BRIEF —
Single out each line with the word "соответствии" and copy it.

(Stored entries)

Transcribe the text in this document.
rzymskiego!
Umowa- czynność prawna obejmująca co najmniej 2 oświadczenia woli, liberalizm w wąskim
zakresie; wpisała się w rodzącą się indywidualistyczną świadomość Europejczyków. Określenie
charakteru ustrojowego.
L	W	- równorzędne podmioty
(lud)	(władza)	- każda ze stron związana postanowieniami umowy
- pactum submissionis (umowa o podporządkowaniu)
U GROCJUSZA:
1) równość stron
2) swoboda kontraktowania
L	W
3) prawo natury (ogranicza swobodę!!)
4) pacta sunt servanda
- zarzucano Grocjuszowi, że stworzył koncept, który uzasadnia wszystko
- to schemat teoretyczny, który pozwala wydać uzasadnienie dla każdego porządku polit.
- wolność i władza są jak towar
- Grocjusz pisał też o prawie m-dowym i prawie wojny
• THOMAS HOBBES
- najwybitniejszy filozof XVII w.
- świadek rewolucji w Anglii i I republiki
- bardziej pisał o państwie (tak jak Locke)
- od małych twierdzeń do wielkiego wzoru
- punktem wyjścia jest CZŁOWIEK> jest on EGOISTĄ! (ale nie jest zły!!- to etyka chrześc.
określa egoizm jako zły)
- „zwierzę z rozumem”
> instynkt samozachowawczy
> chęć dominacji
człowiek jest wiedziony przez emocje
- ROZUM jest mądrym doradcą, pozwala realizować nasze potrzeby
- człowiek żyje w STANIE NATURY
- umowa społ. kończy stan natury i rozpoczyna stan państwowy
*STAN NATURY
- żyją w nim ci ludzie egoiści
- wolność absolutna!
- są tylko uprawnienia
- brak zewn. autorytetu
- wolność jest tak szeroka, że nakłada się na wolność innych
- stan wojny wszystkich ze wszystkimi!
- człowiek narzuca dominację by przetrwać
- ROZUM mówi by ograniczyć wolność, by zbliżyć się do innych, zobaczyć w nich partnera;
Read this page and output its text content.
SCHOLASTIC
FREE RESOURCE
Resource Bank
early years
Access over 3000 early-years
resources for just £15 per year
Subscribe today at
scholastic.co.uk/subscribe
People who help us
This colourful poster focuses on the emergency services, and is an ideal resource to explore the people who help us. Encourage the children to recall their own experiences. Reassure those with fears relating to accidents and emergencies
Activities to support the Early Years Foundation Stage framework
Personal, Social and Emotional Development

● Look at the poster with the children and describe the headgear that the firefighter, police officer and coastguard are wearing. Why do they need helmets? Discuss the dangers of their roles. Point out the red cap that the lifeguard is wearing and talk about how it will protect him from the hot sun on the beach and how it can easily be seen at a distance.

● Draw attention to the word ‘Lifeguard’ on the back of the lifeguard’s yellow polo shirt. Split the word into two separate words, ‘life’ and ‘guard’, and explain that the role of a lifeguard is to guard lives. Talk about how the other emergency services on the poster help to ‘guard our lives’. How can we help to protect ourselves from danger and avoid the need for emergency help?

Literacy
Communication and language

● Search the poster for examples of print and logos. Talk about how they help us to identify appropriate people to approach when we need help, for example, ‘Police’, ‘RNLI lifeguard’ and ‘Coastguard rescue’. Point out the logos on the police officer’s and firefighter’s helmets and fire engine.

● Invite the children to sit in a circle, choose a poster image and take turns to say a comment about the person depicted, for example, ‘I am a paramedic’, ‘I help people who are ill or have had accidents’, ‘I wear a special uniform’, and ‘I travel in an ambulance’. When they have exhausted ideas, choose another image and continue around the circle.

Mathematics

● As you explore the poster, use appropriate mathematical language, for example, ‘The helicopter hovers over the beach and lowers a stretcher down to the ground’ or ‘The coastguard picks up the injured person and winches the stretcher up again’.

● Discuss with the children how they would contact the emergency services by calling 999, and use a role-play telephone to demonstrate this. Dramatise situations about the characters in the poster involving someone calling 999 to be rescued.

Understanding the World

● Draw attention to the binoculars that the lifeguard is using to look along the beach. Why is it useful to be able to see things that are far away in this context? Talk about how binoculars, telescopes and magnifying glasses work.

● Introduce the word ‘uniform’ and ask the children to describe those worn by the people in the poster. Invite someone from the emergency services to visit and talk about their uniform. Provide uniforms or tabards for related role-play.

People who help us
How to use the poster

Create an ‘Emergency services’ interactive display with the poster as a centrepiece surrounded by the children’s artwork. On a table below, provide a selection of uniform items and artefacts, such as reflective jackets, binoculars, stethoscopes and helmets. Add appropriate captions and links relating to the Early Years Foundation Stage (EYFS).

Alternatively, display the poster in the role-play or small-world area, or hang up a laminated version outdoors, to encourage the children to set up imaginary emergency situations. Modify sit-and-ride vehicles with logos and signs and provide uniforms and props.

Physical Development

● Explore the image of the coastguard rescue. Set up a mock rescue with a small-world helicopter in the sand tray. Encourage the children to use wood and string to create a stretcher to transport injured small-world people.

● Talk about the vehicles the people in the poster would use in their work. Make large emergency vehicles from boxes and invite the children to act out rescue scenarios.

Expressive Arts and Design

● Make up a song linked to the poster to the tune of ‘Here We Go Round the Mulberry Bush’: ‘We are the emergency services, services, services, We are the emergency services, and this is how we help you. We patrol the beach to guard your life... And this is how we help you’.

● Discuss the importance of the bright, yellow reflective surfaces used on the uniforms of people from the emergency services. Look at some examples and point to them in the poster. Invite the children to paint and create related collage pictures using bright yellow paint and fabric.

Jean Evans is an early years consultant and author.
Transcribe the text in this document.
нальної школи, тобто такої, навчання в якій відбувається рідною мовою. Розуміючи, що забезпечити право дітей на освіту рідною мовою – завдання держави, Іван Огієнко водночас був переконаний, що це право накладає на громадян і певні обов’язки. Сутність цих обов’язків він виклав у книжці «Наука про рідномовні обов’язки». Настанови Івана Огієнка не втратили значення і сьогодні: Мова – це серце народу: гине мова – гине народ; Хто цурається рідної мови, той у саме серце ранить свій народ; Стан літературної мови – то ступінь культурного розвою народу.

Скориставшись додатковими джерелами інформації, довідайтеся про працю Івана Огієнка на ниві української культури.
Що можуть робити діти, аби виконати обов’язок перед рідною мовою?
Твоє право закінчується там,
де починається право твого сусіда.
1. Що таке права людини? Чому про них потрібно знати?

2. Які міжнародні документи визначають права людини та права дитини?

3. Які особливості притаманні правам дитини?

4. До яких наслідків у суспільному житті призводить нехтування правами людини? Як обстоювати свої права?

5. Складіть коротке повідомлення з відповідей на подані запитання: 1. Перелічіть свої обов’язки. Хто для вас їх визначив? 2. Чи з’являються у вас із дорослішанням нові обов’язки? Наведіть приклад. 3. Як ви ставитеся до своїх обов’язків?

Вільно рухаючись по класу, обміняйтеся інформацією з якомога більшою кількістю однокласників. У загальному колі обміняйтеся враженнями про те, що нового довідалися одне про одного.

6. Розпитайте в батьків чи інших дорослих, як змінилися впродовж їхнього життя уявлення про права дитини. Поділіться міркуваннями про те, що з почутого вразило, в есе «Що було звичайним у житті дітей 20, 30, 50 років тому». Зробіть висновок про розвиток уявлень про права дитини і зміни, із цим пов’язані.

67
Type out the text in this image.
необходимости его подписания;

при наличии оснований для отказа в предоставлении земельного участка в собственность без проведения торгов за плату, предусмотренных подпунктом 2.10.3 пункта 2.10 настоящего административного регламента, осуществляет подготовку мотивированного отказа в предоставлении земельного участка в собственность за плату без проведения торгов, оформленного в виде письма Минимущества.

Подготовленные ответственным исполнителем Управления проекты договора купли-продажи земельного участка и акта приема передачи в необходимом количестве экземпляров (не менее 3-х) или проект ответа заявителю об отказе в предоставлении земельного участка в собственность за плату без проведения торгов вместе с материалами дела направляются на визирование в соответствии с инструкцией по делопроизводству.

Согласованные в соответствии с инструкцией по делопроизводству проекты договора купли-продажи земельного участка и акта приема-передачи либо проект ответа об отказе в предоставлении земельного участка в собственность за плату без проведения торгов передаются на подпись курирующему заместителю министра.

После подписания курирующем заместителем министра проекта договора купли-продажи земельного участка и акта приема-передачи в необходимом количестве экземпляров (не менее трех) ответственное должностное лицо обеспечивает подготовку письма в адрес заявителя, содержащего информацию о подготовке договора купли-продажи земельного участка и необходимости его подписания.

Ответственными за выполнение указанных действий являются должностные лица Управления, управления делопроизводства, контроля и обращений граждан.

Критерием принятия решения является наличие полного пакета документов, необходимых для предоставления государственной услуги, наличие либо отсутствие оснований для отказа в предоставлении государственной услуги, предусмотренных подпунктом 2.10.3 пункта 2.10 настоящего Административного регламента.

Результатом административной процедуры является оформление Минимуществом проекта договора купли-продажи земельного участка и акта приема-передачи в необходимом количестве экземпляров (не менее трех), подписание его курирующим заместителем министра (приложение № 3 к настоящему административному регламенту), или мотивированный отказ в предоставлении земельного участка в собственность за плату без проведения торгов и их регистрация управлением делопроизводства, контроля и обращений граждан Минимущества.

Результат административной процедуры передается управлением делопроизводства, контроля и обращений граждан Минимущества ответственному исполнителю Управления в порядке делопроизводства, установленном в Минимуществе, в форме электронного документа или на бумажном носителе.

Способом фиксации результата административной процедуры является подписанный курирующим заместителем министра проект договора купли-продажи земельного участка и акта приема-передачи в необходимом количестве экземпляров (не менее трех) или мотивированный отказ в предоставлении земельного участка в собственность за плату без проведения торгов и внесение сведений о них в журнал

WRITTEN SOLUTION —
Подготовленные ответственным исполнителем Управления проекты договора купли-продажи земельного участка и акта приема передачи в необходимом количестве экземпляров (не менее 3-х) или проект ответа заявителю об отказе в предоставлении земельного участка в собственность за плату без проведения торгов вместе с материалами дела направляются на визирование в соответствии с инструкцией по делопроизводству.
Согласованные в соответствии с инструкцией по делопроизводству проекты договора купли-продажи земельного участка и акта приема-передачи либо проект ответа об отказе в предоставлении земельного участка в собственность за плату без проведения торгов передаются на подпись курирующему заместителю министра.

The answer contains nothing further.